Directions:
Copy each line of the entries beneath that contains the word "color".

(begin)

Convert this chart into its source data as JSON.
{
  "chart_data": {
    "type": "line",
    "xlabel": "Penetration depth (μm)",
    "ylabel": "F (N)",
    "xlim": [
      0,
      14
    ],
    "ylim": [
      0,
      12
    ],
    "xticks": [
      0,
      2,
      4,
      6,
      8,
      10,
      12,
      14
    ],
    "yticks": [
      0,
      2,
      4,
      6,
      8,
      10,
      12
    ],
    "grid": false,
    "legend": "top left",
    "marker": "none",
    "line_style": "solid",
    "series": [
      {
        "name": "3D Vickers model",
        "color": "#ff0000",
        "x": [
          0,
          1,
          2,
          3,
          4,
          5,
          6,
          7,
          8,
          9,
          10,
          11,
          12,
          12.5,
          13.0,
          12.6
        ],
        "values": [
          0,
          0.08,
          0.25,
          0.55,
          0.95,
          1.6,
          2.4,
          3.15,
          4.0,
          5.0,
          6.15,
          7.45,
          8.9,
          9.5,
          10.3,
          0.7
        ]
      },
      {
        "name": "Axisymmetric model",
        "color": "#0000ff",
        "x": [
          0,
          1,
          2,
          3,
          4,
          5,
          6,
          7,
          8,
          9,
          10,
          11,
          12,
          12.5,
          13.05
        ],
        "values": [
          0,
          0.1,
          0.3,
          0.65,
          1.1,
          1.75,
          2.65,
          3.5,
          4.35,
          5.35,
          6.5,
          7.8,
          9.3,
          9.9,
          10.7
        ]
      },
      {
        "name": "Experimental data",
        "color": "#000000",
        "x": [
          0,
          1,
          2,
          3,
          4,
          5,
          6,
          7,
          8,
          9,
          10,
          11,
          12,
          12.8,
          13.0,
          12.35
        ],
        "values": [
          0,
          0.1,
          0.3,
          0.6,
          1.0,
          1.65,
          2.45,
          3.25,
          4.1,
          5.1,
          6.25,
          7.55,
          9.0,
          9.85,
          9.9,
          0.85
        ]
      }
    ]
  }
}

(end)

Solution below:
        "color": "#ff0000",
        "color": "#0000ff",
        "color": "#000000",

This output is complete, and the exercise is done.